___ INFORMATION SHOWN

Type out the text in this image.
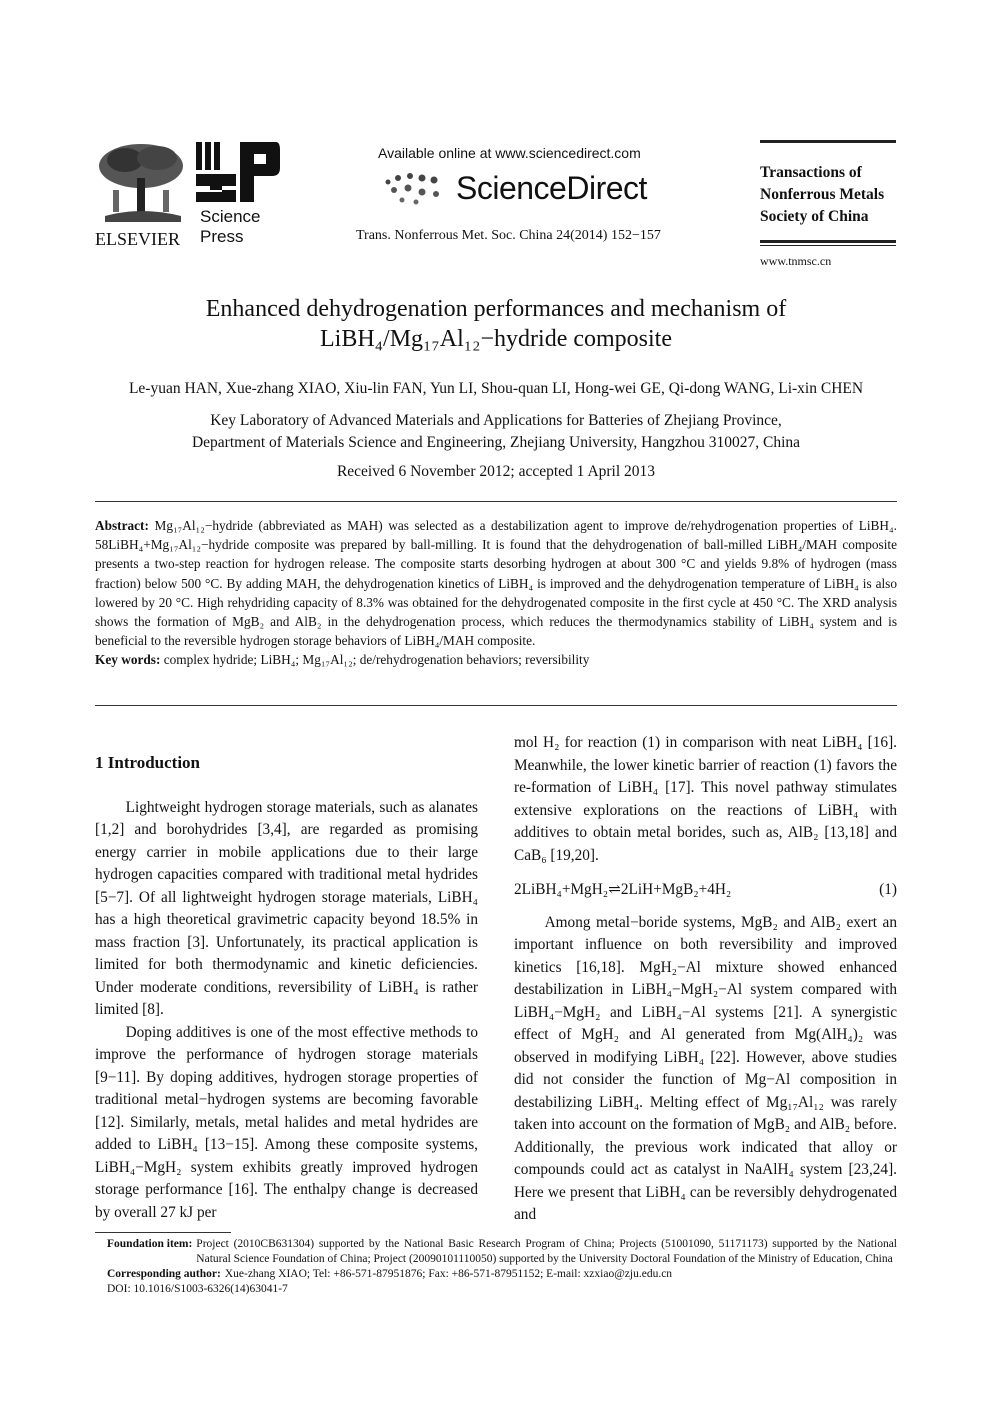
ELSEVIER
Science
Press
Available online at www.sciencedirect.com
ScienceDirect
Trans. Nonferrous Met. Soc. China 24(2014) 152−157
Transactions of
Nonferrous Metals
Society of China
www.tnmsc.cn
Enhanced dehydrogenation performances and mechanism of
LiBH₄/Mg₁₇Al₁₂−hydride composite
Le-yuan HAN, Xue-zhang XIAO, Xiu-lin FAN, Yun LI, Shou-quan LI, Hong-wei GE, Qi-dong WANG, Li-xin CHEN
Key Laboratory of Advanced Materials and Applications for Batteries of Zhejiang Province,
Department of Materials Science and Engineering, Zhejiang University, Hangzhou 310027, China
Received 6 November 2012; accepted 1 April 2013

Abstract: Mg₁₇Al₁₂−hydride (abbreviated as MAH) was selected as a destabilization agent to improve de/rehydrogenation properties of LiBH₄. 58LiBH₄+Mg₁₇Al₁₂−hydride composite was prepared by ball-milling. It is found that the dehydrogenation of ball-milled LiBH₄/MAH composite presents a two-step reaction for hydrogen release. The composite starts desorbing hydrogen at about 300 °C and yields 9.8% of hydrogen (mass fraction) below 500 °C. By adding MAH, the dehydrogenation kinetics of LiBH₄ is improved and the dehydrogenation temperature of LiBH₄ is also lowered by 20 °C. High rehydriding capacity of 8.3% was obtained for the dehydrogenated composite in the first cycle at 450 °C. The XRD analysis shows the formation of MgB₂ and AlB₂ in the dehydrogenation process, which reduces the thermodynamics stability of LiBH₄ system and is beneficial to the reversible hydrogen storage behaviors of LiBH₄/MAH composite.

Key words: complex hydride; LiBH₄; Mg₁₇Al₁₂; de/rehydrogenation behaviors; reversibility

1 Introduction

Lightweight hydrogen storage materials, such as alanates [1,2] and borohydrides [3,4], are regarded as promising energy carrier in mobile applications due to their large hydrogen capacities compared with traditional metal hydrides [5−7]. Of all lightweight hydrogen storage materials, LiBH₄ has a high theoretical gravimetric capacity beyond 18.5% in mass fraction [3]. Unfortunately, its practical application is limited for both thermodynamic and kinetic deficiencies. Under moderate conditions, reversibility of LiBH₄ is rather limited [8].

Doping additives is one of the most effective methods to improve the performance of hydrogen storage materials [9−11]. By doping additives, hydrogen storage properties of traditional metal−hydrogen systems are becoming favorable [12]. Similarly, metals, metal halides and metal hydrides are added to LiBH₄ [13−15]. Among these composite systems, LiBH₄−MgH₂ system exhibits greatly improved hydrogen storage performance [16]. The enthalpy change is decreased by overall 27 kJ per

mol H₂ for reaction (1) in comparison with neat LiBH₄ [16]. Meanwhile, the lower kinetic barrier of reaction (1) favors the re-formation of LiBH₄ [17]. This novel pathway stimulates extensive explorations on the reactions of LiBH₄ with additives to obtain metal borides, such as, AlB₂ [13,18] and CaB₆ [19,20].

2LiBH₄+MgH₂⇌2LiH+MgB₂+4H₂	(1)

Among metal−boride systems, MgB₂ and AlB₂ exert an important influence on both reversibility and improved kinetics [16,18]. MgH₂−Al mixture showed enhanced destabilization in LiBH₄−MgH₂−Al system compared with LiBH₄−MgH₂ and LiBH₄−Al systems [21]. A synergistic effect of MgH₂ and Al generated from Mg(AlH₄)₂ was observed in modifying LiBH₄ [22]. However, above studies did not consider the function of Mg−Al composition in destabilizing LiBH₄. Melting effect of Mg₁₇Al₁₂ was rarely taken into account on the formation of MgB₂ and AlB₂ before. Additionally, the previous work indicated that alloy or compounds could act as catalyst in NaAlH₄ system [23,24]. Here we present that LiBH₄ can be reversibly dehydrogenated and

Foundation item: Project (2010CB631304) supported by the National Basic Research Program of China; Projects (51001090, 51171173) supported by the National Natural Science Foundation of China; Project (20090101110050) supported by the University Doctoral Foundation of the Ministry of Education, China
Corresponding author: Xue-zhang XIAO; Tel: +86-571-87951876; Fax: +86-571-87951152; E-mail: xzxiao@zju.edu.cn
DOI: 10.1016/S1003-6326(14)63041-7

______

Give only the number of lines in the records that contain the string "zhang".

2